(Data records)
(begin)

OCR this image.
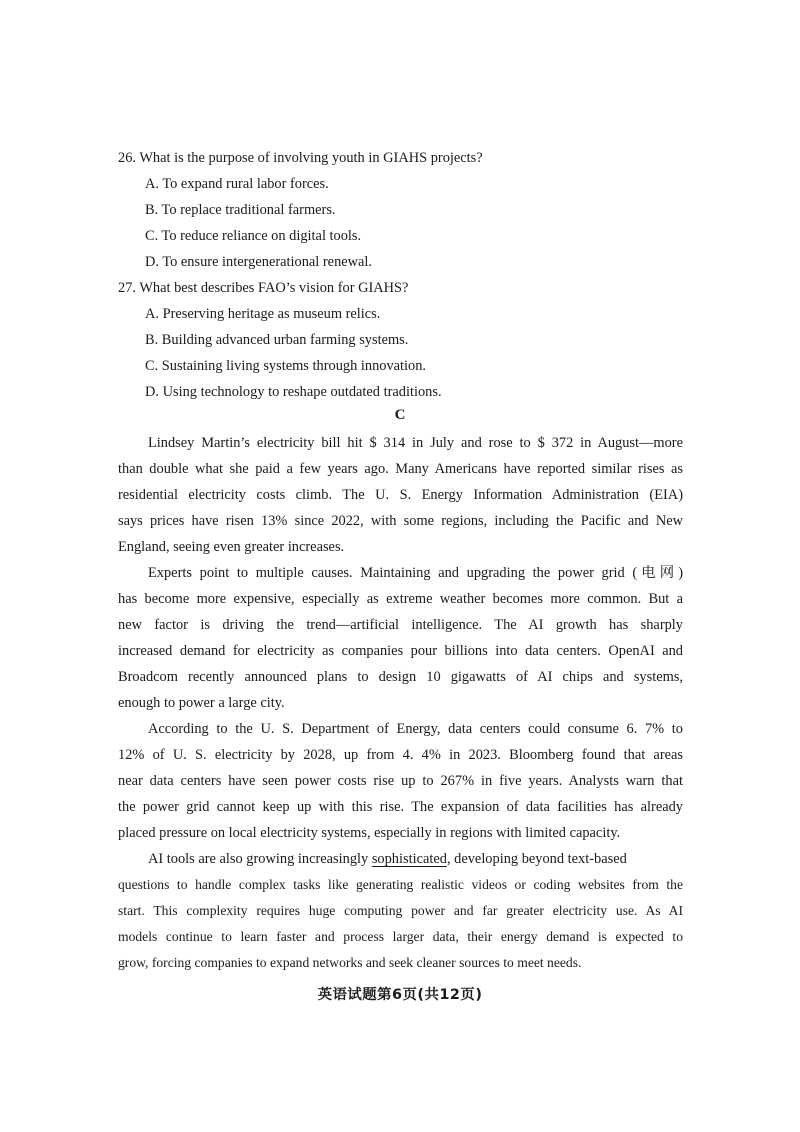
26. What is the purpose of involving youth in GIAHS projects?
A. To expand rural labor forces.
B. To replace traditional farmers.
C. To reduce reliance on digital tools.
D. To ensure intergenerational renewal.
27. What best describes FAO’s vision for GIAHS?
A. Preserving heritage as museum relics.
B. Building advanced urban farming systems.
C. Sustaining living systems through innovation.
D. Using technology to reshape outdated traditions.
C
Lindsey Martin’s electricity bill hit $ 314 in July and rose to $ 372 in August—more
than double what she paid a few years ago. Many Americans have reported similar rises as
residential electricity costs climb. The U. S. Energy Information Administration (EIA)
says prices have risen 13% since 2022, with some regions, including the Pacific and New
England, seeing even greater increases.
Experts point to multiple causes. Maintaining and upgrading the power grid (电网)
has become more expensive, especially as extreme weather becomes more common. But a
new factor is driving the trend—artificial intelligence. The AI growth has sharply
increased demand for electricity as companies pour billions into data centers. OpenAI and
Broadcom recently announced plans to design 10 gigawatts of AI chips and systems,
enough to power a large city.
According to the U. S. Department of Energy, data centers could consume 6. 7% to
12% of U. S. electricity by 2028, up from 4. 4% in 2023. Bloomberg found that areas
near data centers have seen power costs rise up to 267% in five years. Analysts warn that
the power grid cannot keep up with this rise. The expansion of data facilities has already
placed pressure on local electricity systems, especially in regions with limited capacity.
AI tools are also growing increasingly sophisticated, developing beyond text-based
questions to handle complex tasks like generating realistic videos or coding websites from the
start. This complexity requires huge computing power and far greater electricity use. As AI
models continue to learn faster and process larger data, their energy demand is expected to
grow, forcing companies to expand networks and seek cleaner sources to meet needs.
英语试题第6页(共12页)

(end)

▶ Task goal: Reproduce each line word for word and drop the pictures.

▶ Finished answer:
OCR this image.
26. What is the purpose of involving youth in GIAHS projects?
A. To expand rural labor forces.
B. To replace traditional farmers.
C. To reduce reliance on digital tools.
D. To ensure intergenerational renewal.
27. What best describes FAO’s vision for GIAHS?
A. Preserving heritage as museum relics.
B. Building advanced urban farming systems.
C. Sustaining living systems through innovation.
D. Using technology to reshape outdated traditions.
C
Lindsey Martin’s electricity bill hit $ 314 in July and rose to $ 372 in August—more
than double what she paid a few years ago. Many Americans have reported similar rises as
residential electricity costs climb. The U. S. Energy Information Administration (EIA)
says prices have risen 13% since 2022, with some regions, including the Pacific and New
England, seeing even greater increases.
Experts point to multiple causes. Maintaining and upgrading the power grid (电网)
has become more expensive, especially as extreme weather becomes more common. But a
new factor is driving the trend—artificial intelligence. The AI growth has sharply
increased demand for electricity as companies pour billions into data centers. OpenAI and
Broadcom recently announced plans to design 10 gigawatts of AI chips and systems,
enough to power a large city.
According to the U. S. Department of Energy, data centers could consume 6. 7% to
12% of U. S. electricity by 2028, up from 4. 4% in 2023. Bloomberg found that areas
near data centers have seen power costs rise up to 267% in five years. Analysts warn that
the power grid cannot keep up with this rise. The expansion of data facilities has already
placed pressure on local electricity systems, especially in regions with limited capacity.
AI tools are also growing increasingly sophisticated, developing beyond text-based
questions to handle complex tasks like generating realistic videos or coding websites from the
start. This complexity requires huge computing power and far greater electricity use. As AI
models continue to learn faster and process larger data, their energy demand is expected to
grow, forcing companies to expand networks and seek cleaner sources to meet needs.
英语试题第6页(共12页)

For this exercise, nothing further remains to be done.